## REQUIREMENTS
Your answer is a single number: how many lines hold the word "elevation"?

====

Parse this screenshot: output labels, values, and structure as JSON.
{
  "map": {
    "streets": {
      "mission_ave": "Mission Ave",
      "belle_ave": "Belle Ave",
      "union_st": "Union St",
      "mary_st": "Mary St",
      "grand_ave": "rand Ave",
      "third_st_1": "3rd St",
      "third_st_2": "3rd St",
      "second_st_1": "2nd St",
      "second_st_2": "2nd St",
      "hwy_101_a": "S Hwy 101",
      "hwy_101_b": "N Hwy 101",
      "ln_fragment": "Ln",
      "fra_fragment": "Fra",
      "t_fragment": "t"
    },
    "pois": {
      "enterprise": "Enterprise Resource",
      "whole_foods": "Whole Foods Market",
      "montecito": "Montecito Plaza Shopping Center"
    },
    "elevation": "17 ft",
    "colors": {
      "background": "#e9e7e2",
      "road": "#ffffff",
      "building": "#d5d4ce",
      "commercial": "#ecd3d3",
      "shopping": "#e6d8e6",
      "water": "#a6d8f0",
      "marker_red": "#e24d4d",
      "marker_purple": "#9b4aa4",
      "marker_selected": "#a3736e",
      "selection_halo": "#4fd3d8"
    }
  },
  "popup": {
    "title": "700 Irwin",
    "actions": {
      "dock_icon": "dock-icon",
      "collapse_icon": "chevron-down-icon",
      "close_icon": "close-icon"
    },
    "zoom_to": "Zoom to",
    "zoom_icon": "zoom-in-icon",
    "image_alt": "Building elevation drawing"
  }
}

====

## RESULT FOR THIS TASK
2